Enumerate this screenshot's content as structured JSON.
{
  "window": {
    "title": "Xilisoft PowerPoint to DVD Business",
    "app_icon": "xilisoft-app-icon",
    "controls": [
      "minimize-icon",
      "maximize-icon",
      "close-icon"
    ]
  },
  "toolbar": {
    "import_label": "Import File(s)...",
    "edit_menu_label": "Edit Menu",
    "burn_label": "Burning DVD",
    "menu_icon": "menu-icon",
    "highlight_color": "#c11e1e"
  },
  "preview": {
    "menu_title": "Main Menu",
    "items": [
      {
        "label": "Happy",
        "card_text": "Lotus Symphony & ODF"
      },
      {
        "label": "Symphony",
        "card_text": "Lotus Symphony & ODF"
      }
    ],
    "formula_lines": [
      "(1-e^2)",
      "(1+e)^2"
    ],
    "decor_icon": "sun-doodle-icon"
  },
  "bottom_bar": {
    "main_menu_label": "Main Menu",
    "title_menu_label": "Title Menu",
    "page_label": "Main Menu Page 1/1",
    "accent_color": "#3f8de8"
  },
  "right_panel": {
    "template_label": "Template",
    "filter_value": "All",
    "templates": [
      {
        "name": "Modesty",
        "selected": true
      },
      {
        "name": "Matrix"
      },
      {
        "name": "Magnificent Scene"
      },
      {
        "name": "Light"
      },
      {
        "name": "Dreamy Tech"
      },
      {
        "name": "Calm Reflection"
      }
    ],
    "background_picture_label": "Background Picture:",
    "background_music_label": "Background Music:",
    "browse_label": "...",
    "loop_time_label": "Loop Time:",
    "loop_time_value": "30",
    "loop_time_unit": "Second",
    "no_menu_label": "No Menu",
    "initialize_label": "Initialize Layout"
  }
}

- **To do**
Your task is to output all of the data above word for word.

- **Solution for this task**
Enumerate this screenshot's content as structured JSON.
{
  "window": {
    "title": "Xilisoft PowerPoint to DVD Business",
    "app_icon": "xilisoft-app-icon",
    "controls": [
      "minimize-icon",
      "maximize-icon",
      "close-icon"
    ]
  },
  "toolbar": {
    "import_label": "Import File(s)...",
    "edit_menu_label": "Edit Menu",
    "burn_label": "Burning DVD",
    "menu_icon": "menu-icon",
    "highlight_color": "#c11e1e"
  },
  "preview": {
    "menu_title": "Main Menu",
    "items": [
      {
        "label": "Happy",
        "card_text": "Lotus Symphony & ODF"
      },
      {
        "label": "Symphony",
        "card_text": "Lotus Symphony & ODF"
      }
    ],
    "formula_lines": [
      "(1-e^2)",
      "(1+e)^2"
    ],
    "decor_icon": "sun-doodle-icon"
  },
  "bottom_bar": {
    "main_menu_label": "Main Menu",
    "title_menu_label": "Title Menu",
    "page_label": "Main Menu Page 1/1",
    "accent_color": "#3f8de8"
  },
  "right_panel": {
    "template_label": "Template",
    "filter_value": "All",
    "templates": [
      {
        "name": "Modesty",
        "selected": true
      },
      {
        "name": "Matrix"
      },
      {
        "name": "Magnificent Scene"
      },
      {
        "name": "Light"
      },
      {
        "name": "Dreamy Tech"
      },
      {
        "name": "Calm Reflection"
      }
    ],
    "background_picture_label": "Background Picture:",
    "background_music_label": "Background Music:",
    "browse_label": "...",
    "loop_time_label": "Loop Time:",
    "loop_time_value": "30",
    "loop_time_unit": "Second",
    "no_menu_label": "No Menu",
    "initialize_label": "Initialize Layout"
  }
}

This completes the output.